▶ Selected extract
start

What’s this got to do with Db2?

First, I should say I’ve been pretending to know Db2 for almost 30 years. 🙂 I used to tune Db2 – but then we got team mates who actually did tune Db2. And I never lost my affinity for Db2, but I got out of practice. And the tools I was using got rusty, some of them not working at all now.

I’m heading back into Db2 because I know there is an interesting story to tell from an architectural point of view. Essentially, one could morph tuning into asking a simple question: “What is this Db2 infrastructure for and how well suited is the configuration to that purpose?” That question allows us to see the components, their interrelationships, their performance characteristics, and aspects of resilience.

end

▶ Data to process
start

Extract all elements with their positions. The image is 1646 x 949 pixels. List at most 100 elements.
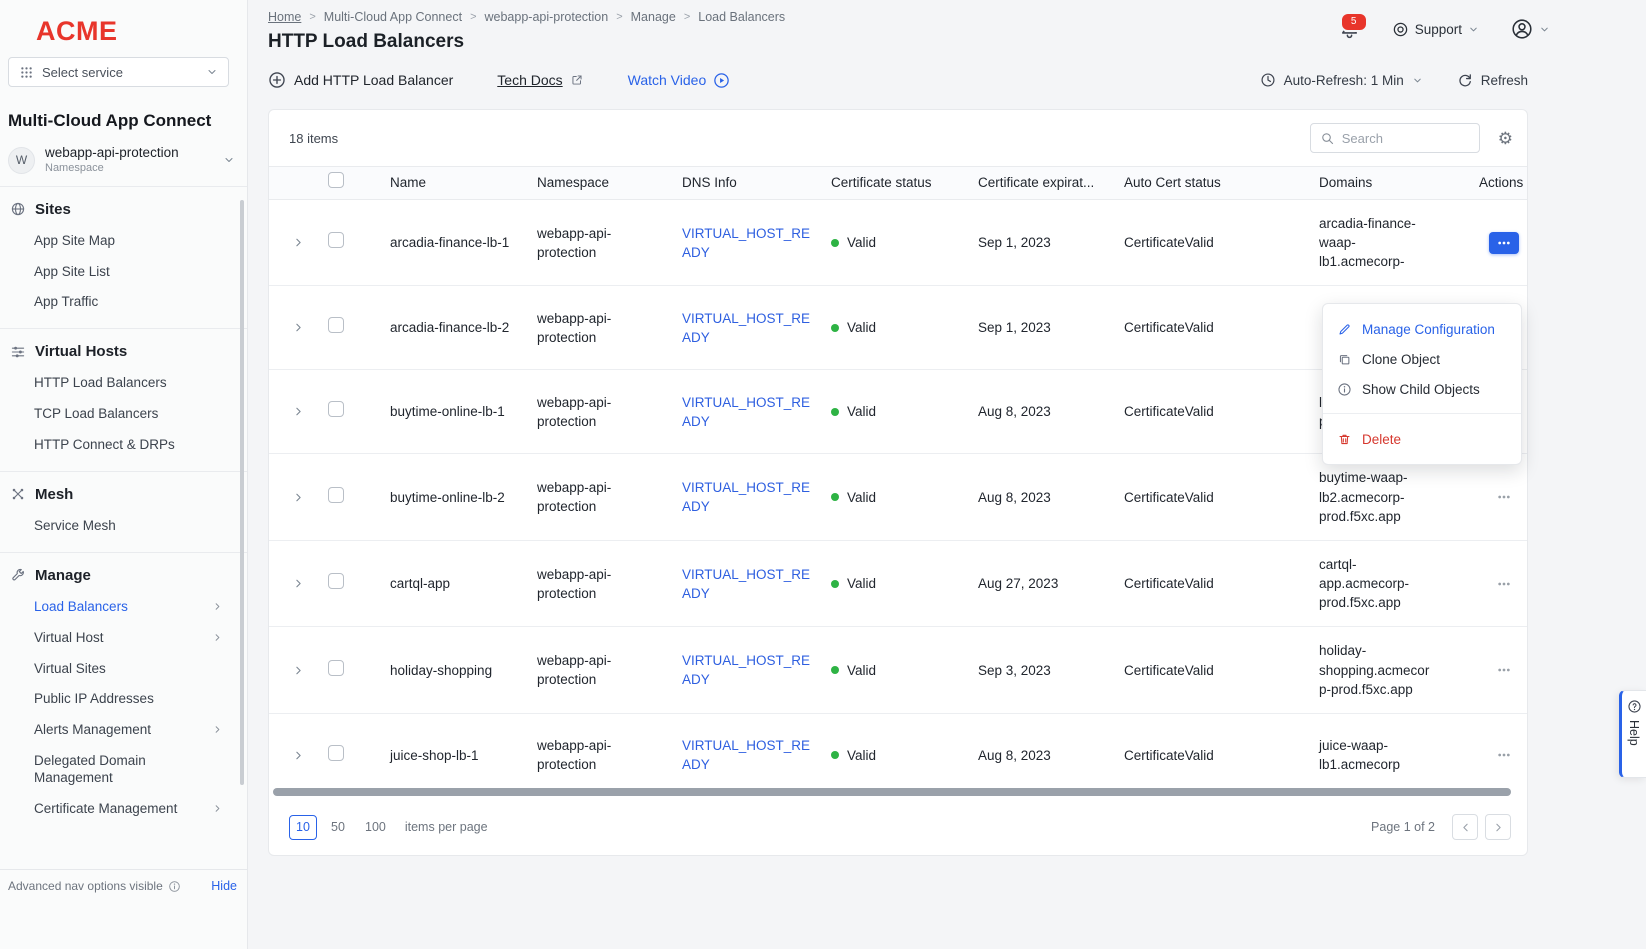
tech-docs-link[interactable]: Tech Docs <box>497 72 583 88</box>
row-checkbox[interactable] <box>328 401 344 417</box>
row-checkbox[interactable] <box>328 573 344 589</box>
row-actions-button[interactable] <box>1489 232 1519 254</box>
row-checkbox[interactable] <box>328 317 344 333</box>
row-expand-chevron[interactable] <box>269 749 328 762</box>
row-checkbox[interactable] <box>328 660 344 676</box>
certificate-status: Valid <box>847 488 876 507</box>
sidebar-item-label: Alerts Management <box>34 722 151 737</box>
sidebar-item-app-traffic[interactable]: App Traffic <box>0 287 247 318</box>
watch-video-link[interactable]: Watch Video <box>628 72 731 89</box>
row-expand-chevron[interactable] <box>269 577 328 590</box>
account-menu[interactable] <box>1511 18 1550 40</box>
namespace-name: webapp-api-protection <box>45 145 179 162</box>
sidebar-item-app-site-map[interactable]: App Site Map <box>0 226 247 257</box>
add-load-balancer-button[interactable]: Add HTTP Load Balancer <box>268 71 453 89</box>
sidebar-item-load-balancers[interactable]: Load Balancers <box>0 592 247 623</box>
namespace-picker[interactable]: W webapp-api-protection Namespace <box>8 145 235 176</box>
sidebar-item-virtual-sites[interactable]: Virtual Sites <box>0 654 247 685</box>
breadcrumb-home[interactable]: Home <box>268 10 301 24</box>
domains: holiday-shopping.acmecorp-prod.f5xc.app <box>1319 641 1479 698</box>
sidebar-item-tcp-load-balancers[interactable]: TCP Load Balancers <box>0 399 247 430</box>
row-expand-chevron[interactable] <box>269 491 328 504</box>
auto-refresh-control[interactable]: Auto-Refresh: 1 Min <box>1260 72 1423 88</box>
chevron-down-icon <box>223 154 235 166</box>
auto-cert-status: CertificateValid <box>1124 318 1319 337</box>
dns-info-link[interactable]: VIRTUAL_HOST_READY <box>682 226 810 260</box>
info-icon[interactable] <box>168 880 181 893</box>
menu-item-delete[interactable]: Delete <box>1323 424 1521 454</box>
refresh-button[interactable]: Refresh <box>1457 72 1528 88</box>
page-size-10-button[interactable]: 10 <box>289 815 317 840</box>
row-actions-button[interactable] <box>1489 486 1519 508</box>
section-title: Sites <box>35 201 71 218</box>
chevron-right-icon <box>212 632 223 643</box>
menu-item-show-child-objects[interactable]: Show Child Objects <box>1323 374 1521 404</box>
dns-info-link[interactable]: VIRTUAL_HOST_READY <box>682 395 810 429</box>
sidebar-item-alerts-management[interactable]: Alerts Management <box>0 715 247 746</box>
notifications-button[interactable]: 5 <box>1339 19 1360 40</box>
page-size-100-button[interactable]: 100 <box>359 815 392 840</box>
row-actions-button[interactable] <box>1489 744 1519 766</box>
sidebar-item-label: App Site List <box>34 264 110 279</box>
sidebar-item-virtual-host[interactable]: Virtual Host <box>0 623 247 654</box>
row-expand-chevron[interactable] <box>269 405 328 418</box>
status-dot <box>831 239 839 247</box>
namespace-sublabel: Namespace <box>45 162 179 176</box>
breadcrumb-separator: > <box>616 11 622 23</box>
sidebar-item-label: Public IP Addresses <box>34 691 154 706</box>
lb-namespace: webapp-api-protection <box>537 651 682 689</box>
sidebar-scrollbar[interactable] <box>240 200 244 785</box>
breadcrumb-manage[interactable]: Manage <box>631 10 676 24</box>
help-icon <box>1627 699 1642 714</box>
lb-namespace: webapp-api-protection <box>537 309 682 347</box>
status-dot <box>831 493 839 501</box>
table-settings-gear-icon[interactable]: ⚙ <box>1498 130 1513 147</box>
certificate-expiration: Sep 1, 2023 <box>978 233 1124 252</box>
row-checkbox[interactable] <box>328 745 344 761</box>
tech-docs-label: Tech Docs <box>497 72 562 88</box>
breadcrumb-load-balancers[interactable]: Load Balancers <box>698 10 785 24</box>
dns-info-link[interactable]: VIRTUAL_HOST_READY <box>682 567 810 601</box>
row-expand-chevron[interactable] <box>269 664 328 677</box>
breadcrumb-namespace[interactable]: webapp-api-protection <box>485 10 609 24</box>
sidebar-item-http-load-balancers[interactable]: HTTP Load Balancers <box>0 368 247 399</box>
sidebar-item-http-connect-drps[interactable]: HTTP Connect & DRPs <box>0 430 247 461</box>
dns-info-link[interactable]: VIRTUAL_HOST_READY <box>682 738 810 772</box>
page-status: Page 1 of 2 <box>1371 820 1435 834</box>
row-actions-button[interactable] <box>1489 659 1519 681</box>
mesh-icon <box>10 486 26 502</box>
dns-info-link[interactable]: VIRTUAL_HOST_READY <box>682 653 810 687</box>
hide-link[interactable]: Hide <box>211 879 237 893</box>
next-page-button[interactable] <box>1485 814 1511 840</box>
certificate-status: Valid <box>847 574 876 593</box>
row-expand-chevron[interactable] <box>269 321 328 334</box>
sidebar-item-delegated-domain-management[interactable]: Delegated Domain Management <box>0 746 247 794</box>
sidebar-item-public-ip-addresses[interactable]: Public IP Addresses <box>0 684 247 715</box>
select-all-checkbox[interactable] <box>328 172 344 188</box>
menu-item-manage-configuration[interactable]: Manage Configuration <box>1323 314 1521 344</box>
ellipsis-icon <box>1496 235 1512 251</box>
dns-info-link[interactable]: VIRTUAL_HOST_READY <box>682 480 810 514</box>
dns-info-link[interactable]: VIRTUAL_HOST_READY <box>682 311 810 345</box>
row-actions-button[interactable] <box>1489 573 1519 595</box>
support-menu[interactable]: Support <box>1392 21 1479 38</box>
service-selector[interactable]: Select service <box>8 57 229 87</box>
prev-page-button[interactable] <box>1452 814 1478 840</box>
row-checkbox[interactable] <box>328 487 344 503</box>
search-input[interactable] <box>1342 131 1462 146</box>
menu-item-clone-object[interactable]: Clone Object <box>1323 344 1521 374</box>
page-size-50-button[interactable]: 50 <box>324 815 352 840</box>
horizontal-scrollbar-thumb[interactable] <box>273 788 1511 796</box>
row-checkbox[interactable] <box>328 232 344 248</box>
sidebar-item-certificate-management[interactable]: Certificate Management <box>0 794 247 825</box>
acme-logo: ACME <box>36 16 247 47</box>
sidebar-item-label: Service Mesh <box>34 518 116 533</box>
column-header-certificate-status: Certificate status <box>831 173 978 192</box>
breadcrumb-multi-cloud-app-connect[interactable]: Multi-Cloud App Connect <box>324 10 462 24</box>
horizontal-scrollbar[interactable] <box>269 785 1527 799</box>
row-expand-chevron[interactable] <box>269 236 328 249</box>
sidebar-item-app-site-list[interactable]: App Site List <box>0 257 247 288</box>
sidebar-item-service-mesh[interactable]: Service Mesh <box>0 511 247 542</box>
help-tab[interactable]: Help <box>1619 690 1646 778</box>
toolbar: Add HTTP Load Balancer Tech Docs Watch V… <box>268 71 1528 89</box>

end

▶ The tasks
1. How many lines of the records contain the string "Management"? Reply with the number only.
2. What comes after the Db2 piece's final sentence? Write its continuation.
The Db2 piece and the records are unrelated to each other.

▶ Responses for each task
1. 4

2.
So let me give you two chunks of thinking, and I’ll try to give you a little motivation for each:

  • Buffer pools
  • IDAA

I am, of course, talking mainly about Db2 SMF. I have in the past also taken DSNZPARM and Db2 Catalog from customers. I expect to do so again. (On the DSNZPARM question, Db2 Statistics Trace actually is a better counterpart – so that’s one I probably won’t bother asking customers to send.)

I’m experimenting with the structure in my two examples. For each I think two subsections are helpful:

  • Motivation
  • Technique Outline

If this structure is useful future posts might retain it.

Buffer Pools

He’re we’re talking about both local pools (specific to each Db2 subsystem) and group (shared by the whole datasharing group, but maybe differentially accessed).

Motivation

Some Datasharing environments comprise Db2 subsystems that look identical. If you see one of these you hope the work processed by each Db2 member (subsystem) in the group is meant to be the same. The idea here is that the subsystems together provide resilience for the workload. If the Db2 subsystems don’t look identical you hope it’s because they’re processing different kinds of work (despite sharing the data).

I think that distinction is useful for architectural discussions.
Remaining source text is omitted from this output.